> Aim
Which lines in the material below contain the word "dash"? Copy each of them.

Records about charts and figures
==============================

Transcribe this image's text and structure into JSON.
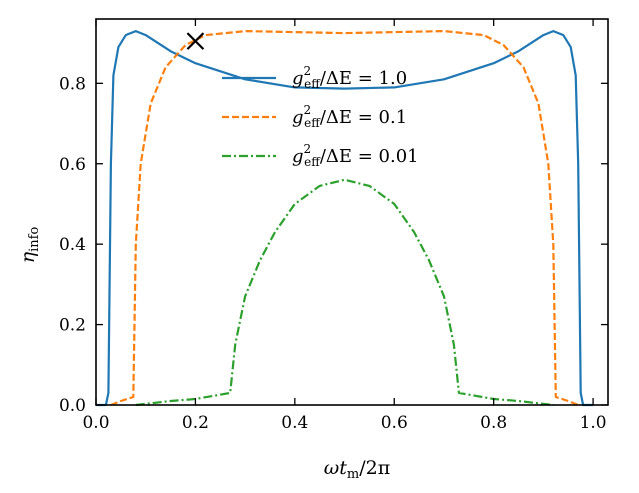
{
  "chart_data": {
    "type": "line",
    "xlabel": "ωt_m/2π",
    "ylabel": "η_info",
    "xlim": [
      0.0,
      1.03
    ],
    "ylim": [
      0.0,
      0.96
    ],
    "xticks": [
      0.0,
      0.2,
      0.4,
      0.6,
      0.8,
      1.0
    ],
    "xtick_labels": [
      "0.0",
      "0.2",
      "0.4",
      "0.6",
      "0.8",
      "1.0"
    ],
    "yticks": [
      0.0,
      0.2,
      0.4,
      0.6,
      0.8
    ],
    "ytick_labels": [
      "0.0",
      "0.2",
      "0.4",
      "0.6",
      "0.8"
    ],
    "grid": false,
    "legend_position": "top-right",
    "series": [
      {
        "name": "g_eff^2/ΔE = 1.0",
        "color": "#1f77b4",
        "dash": "solid",
        "points": [
          [
            0.0,
            0.0
          ],
          [
            0.02,
            0.0
          ],
          [
            0.025,
            0.03
          ],
          [
            0.03,
            0.6
          ],
          [
            0.035,
            0.82
          ],
          [
            0.045,
            0.89
          ],
          [
            0.06,
            0.92
          ],
          [
            0.08,
            0.93
          ],
          [
            0.1,
            0.92
          ],
          [
            0.15,
            0.88
          ],
          [
            0.2,
            0.85
          ],
          [
            0.3,
            0.81
          ],
          [
            0.4,
            0.79
          ],
          [
            0.5,
            0.787
          ],
          [
            0.6,
            0.79
          ],
          [
            0.7,
            0.81
          ],
          [
            0.8,
            0.85
          ],
          [
            0.85,
            0.88
          ],
          [
            0.9,
            0.92
          ],
          [
            0.92,
            0.93
          ],
          [
            0.94,
            0.92
          ],
          [
            0.955,
            0.89
          ],
          [
            0.965,
            0.82
          ],
          [
            0.97,
            0.6
          ],
          [
            0.975,
            0.03
          ],
          [
            0.98,
            0.0
          ],
          [
            1.0,
            0.0
          ]
        ]
      },
      {
        "name": "g_eff^2/ΔE = 0.1",
        "color": "#ff7f0e",
        "dash": "dashed",
        "points": [
          [
            0.03,
            0.0
          ],
          [
            0.05,
            0.01
          ],
          [
            0.075,
            0.02
          ],
          [
            0.08,
            0.4
          ],
          [
            0.09,
            0.6
          ],
          [
            0.11,
            0.75
          ],
          [
            0.14,
            0.84
          ],
          [
            0.18,
            0.895
          ],
          [
            0.22,
            0.92
          ],
          [
            0.3,
            0.93
          ],
          [
            0.5,
            0.925
          ],
          [
            0.7,
            0.93
          ],
          [
            0.78,
            0.92
          ],
          [
            0.82,
            0.895
          ],
          [
            0.86,
            0.84
          ],
          [
            0.89,
            0.75
          ],
          [
            0.91,
            0.6
          ],
          [
            0.92,
            0.4
          ],
          [
            0.925,
            0.02
          ],
          [
            0.95,
            0.01
          ],
          [
            0.97,
            0.0
          ]
        ]
      },
      {
        "name": "g_eff^2/ΔE = 0.01",
        "color": "#2ca02c",
        "dash": "dashdot",
        "points": [
          [
            0.08,
            0.0
          ],
          [
            0.15,
            0.01
          ],
          [
            0.2,
            0.015
          ],
          [
            0.27,
            0.03
          ],
          [
            0.28,
            0.15
          ],
          [
            0.3,
            0.27
          ],
          [
            0.33,
            0.36
          ],
          [
            0.36,
            0.43
          ],
          [
            0.4,
            0.5
          ],
          [
            0.45,
            0.545
          ],
          [
            0.5,
            0.56
          ],
          [
            0.55,
            0.545
          ],
          [
            0.6,
            0.5
          ],
          [
            0.64,
            0.43
          ],
          [
            0.67,
            0.36
          ],
          [
            0.7,
            0.27
          ],
          [
            0.72,
            0.15
          ],
          [
            0.73,
            0.03
          ],
          [
            0.8,
            0.015
          ],
          [
            0.85,
            0.01
          ],
          [
            0.92,
            0.0
          ]
        ]
      }
    ],
    "annotations": [
      {
        "type": "marker",
        "symbol": "x",
        "x": 0.2,
        "y": 0.905,
        "color": "#000000"
      }
    ]
  }
}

==============================

> Solution to the exercise
        "dash": "solid",
        "dash": "dashed",
        "dash": "dashdot",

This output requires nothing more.